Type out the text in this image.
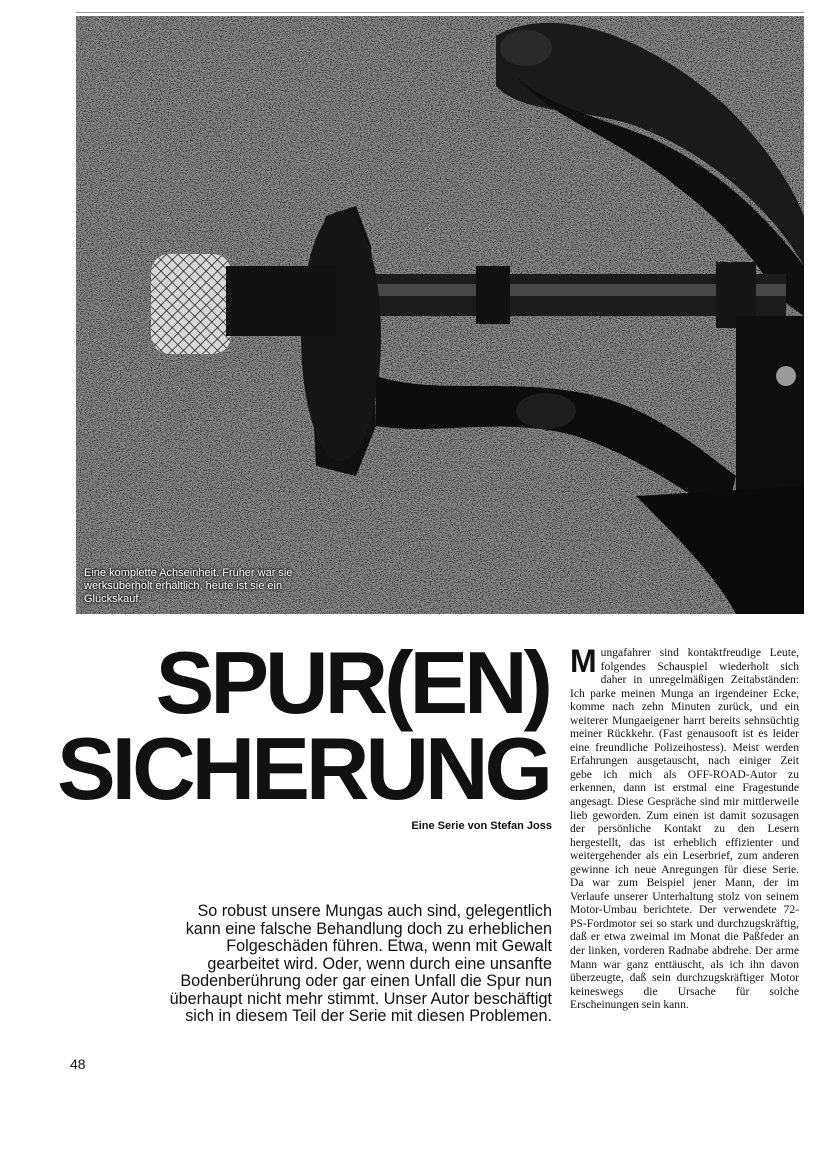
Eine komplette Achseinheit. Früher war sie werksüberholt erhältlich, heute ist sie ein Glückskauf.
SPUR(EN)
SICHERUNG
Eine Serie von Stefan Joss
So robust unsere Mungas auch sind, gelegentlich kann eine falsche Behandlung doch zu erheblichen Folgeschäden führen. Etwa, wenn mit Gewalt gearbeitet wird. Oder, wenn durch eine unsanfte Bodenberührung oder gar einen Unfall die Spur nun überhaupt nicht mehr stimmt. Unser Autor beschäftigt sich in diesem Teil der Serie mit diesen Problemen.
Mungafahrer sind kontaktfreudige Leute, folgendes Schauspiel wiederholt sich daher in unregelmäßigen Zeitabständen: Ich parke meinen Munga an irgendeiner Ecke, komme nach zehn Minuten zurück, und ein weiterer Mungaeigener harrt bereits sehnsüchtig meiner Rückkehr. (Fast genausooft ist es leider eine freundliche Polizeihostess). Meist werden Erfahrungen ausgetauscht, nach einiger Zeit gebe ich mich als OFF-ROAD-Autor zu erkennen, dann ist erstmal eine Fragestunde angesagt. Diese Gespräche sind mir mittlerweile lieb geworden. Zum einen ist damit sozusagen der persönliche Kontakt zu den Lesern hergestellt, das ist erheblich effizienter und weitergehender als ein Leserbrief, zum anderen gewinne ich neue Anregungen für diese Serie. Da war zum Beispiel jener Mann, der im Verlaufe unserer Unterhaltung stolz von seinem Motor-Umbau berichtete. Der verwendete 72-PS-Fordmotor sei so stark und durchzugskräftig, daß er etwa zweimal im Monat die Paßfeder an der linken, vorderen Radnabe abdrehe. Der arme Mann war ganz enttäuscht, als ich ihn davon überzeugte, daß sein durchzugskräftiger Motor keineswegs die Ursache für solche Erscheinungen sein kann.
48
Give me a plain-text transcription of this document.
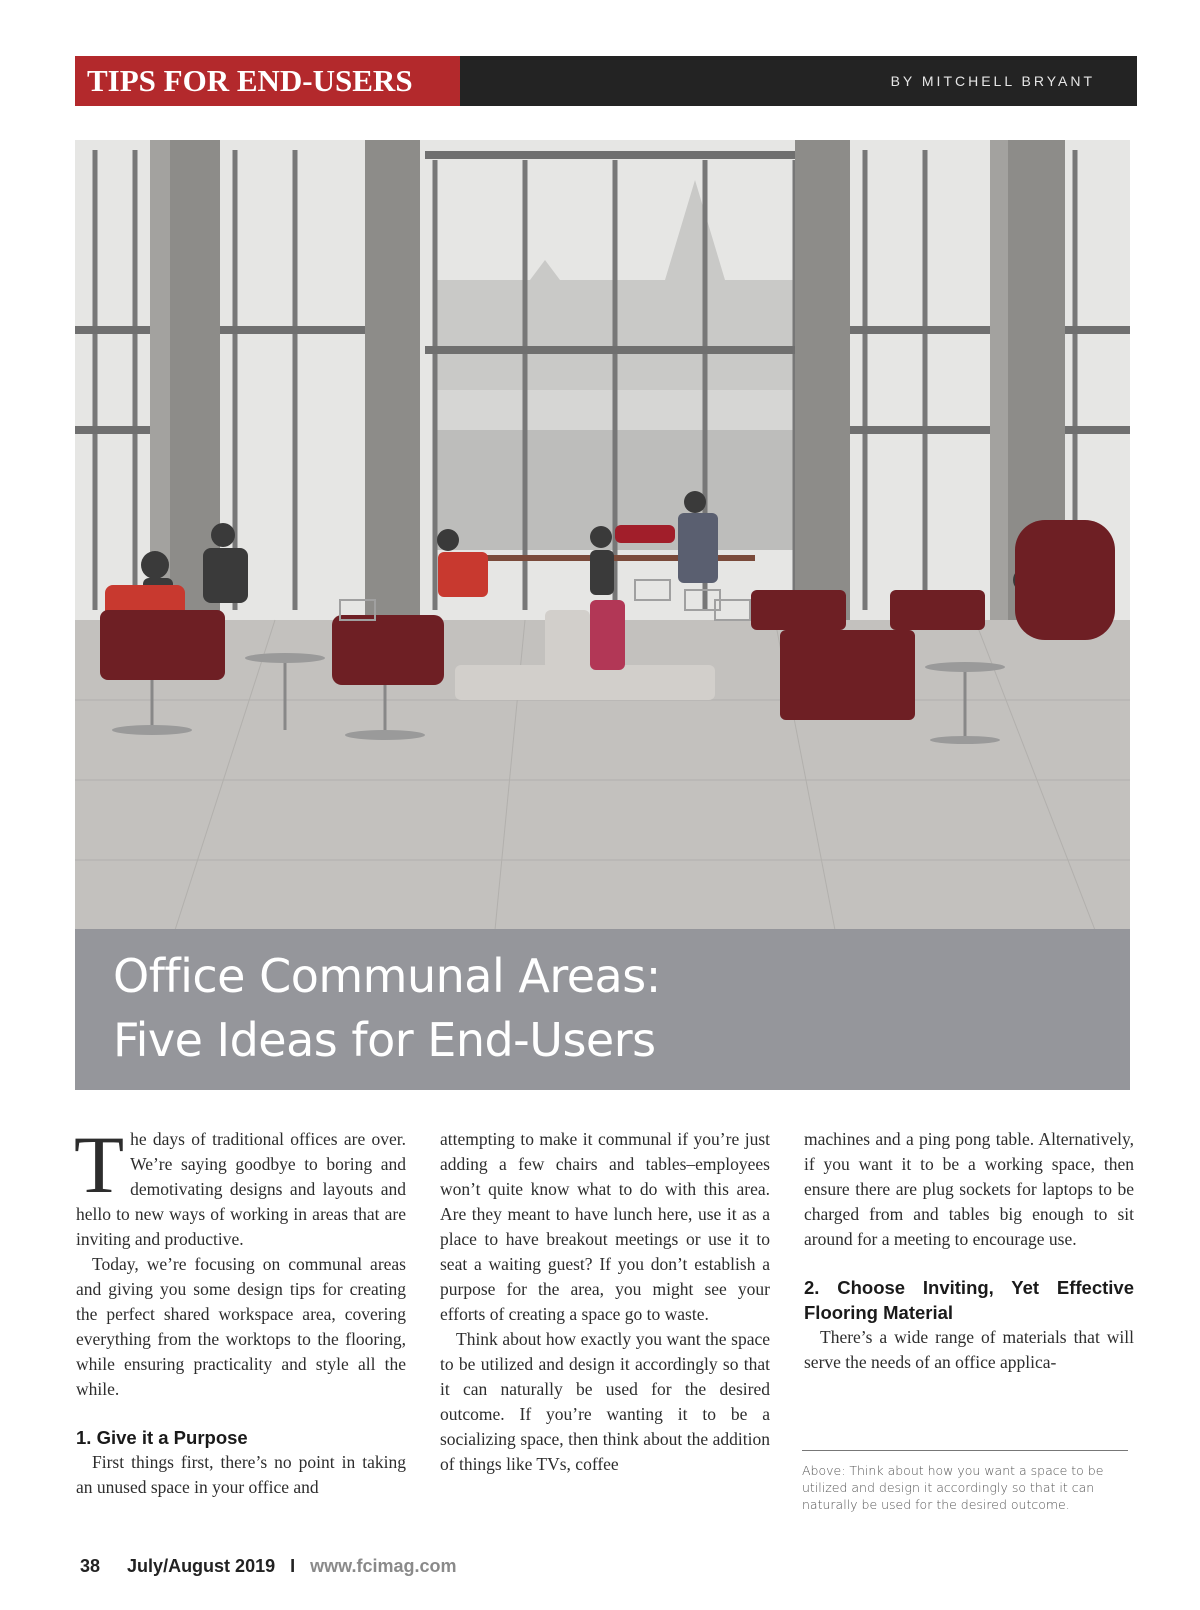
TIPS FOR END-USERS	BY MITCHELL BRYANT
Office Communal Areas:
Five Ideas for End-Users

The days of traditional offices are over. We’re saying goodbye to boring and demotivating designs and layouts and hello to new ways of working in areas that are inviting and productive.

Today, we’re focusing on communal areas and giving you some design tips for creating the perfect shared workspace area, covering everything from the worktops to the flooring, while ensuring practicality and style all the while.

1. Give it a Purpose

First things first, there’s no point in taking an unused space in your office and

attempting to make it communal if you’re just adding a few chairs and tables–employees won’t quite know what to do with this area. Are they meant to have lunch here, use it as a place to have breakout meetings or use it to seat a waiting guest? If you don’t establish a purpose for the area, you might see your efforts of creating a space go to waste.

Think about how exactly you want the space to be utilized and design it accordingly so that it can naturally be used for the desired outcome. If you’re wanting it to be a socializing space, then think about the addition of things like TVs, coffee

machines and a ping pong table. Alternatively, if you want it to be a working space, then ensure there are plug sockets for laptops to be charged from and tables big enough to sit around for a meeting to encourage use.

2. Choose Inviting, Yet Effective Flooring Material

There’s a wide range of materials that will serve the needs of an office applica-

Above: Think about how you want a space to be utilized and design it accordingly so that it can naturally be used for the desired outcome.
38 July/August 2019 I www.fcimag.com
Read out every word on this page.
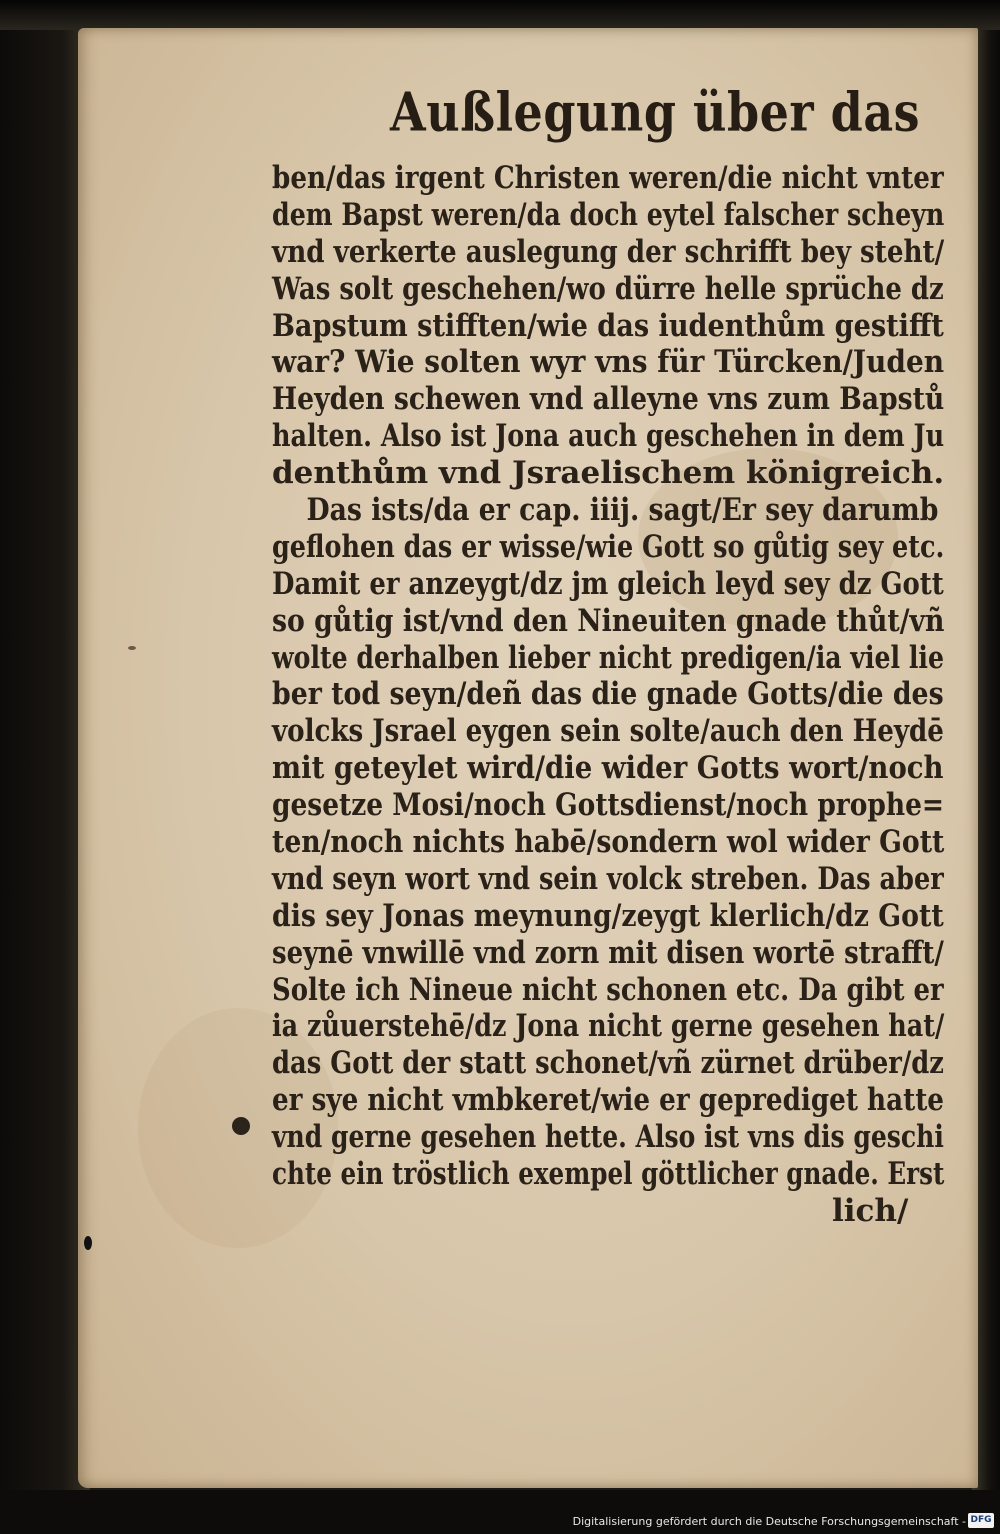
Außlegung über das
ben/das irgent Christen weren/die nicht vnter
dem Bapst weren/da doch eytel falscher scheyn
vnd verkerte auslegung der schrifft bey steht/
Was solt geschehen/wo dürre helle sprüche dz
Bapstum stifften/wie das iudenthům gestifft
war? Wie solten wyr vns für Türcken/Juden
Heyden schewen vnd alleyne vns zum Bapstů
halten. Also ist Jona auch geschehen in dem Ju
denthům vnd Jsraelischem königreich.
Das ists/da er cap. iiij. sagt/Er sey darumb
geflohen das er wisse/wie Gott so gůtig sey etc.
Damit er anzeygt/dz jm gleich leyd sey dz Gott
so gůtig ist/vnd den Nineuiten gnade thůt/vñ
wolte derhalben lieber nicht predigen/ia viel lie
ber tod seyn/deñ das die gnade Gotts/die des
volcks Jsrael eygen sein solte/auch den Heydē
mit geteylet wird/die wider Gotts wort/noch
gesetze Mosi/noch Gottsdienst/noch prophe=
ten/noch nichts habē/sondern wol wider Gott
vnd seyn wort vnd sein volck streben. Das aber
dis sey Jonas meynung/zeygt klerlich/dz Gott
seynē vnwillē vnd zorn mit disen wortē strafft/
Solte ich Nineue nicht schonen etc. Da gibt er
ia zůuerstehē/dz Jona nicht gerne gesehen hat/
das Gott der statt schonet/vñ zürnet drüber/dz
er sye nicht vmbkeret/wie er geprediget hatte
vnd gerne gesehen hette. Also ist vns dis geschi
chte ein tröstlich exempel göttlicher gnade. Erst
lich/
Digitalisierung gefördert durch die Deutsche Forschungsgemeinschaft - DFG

========================================

◆ Short problem
Out of the material above, gather each line where "weren" appears.

◆ Output for this task
ben/das irgent Christen weren/die nicht vnter
dem Bapst weren/da doch eytel falscher scheyn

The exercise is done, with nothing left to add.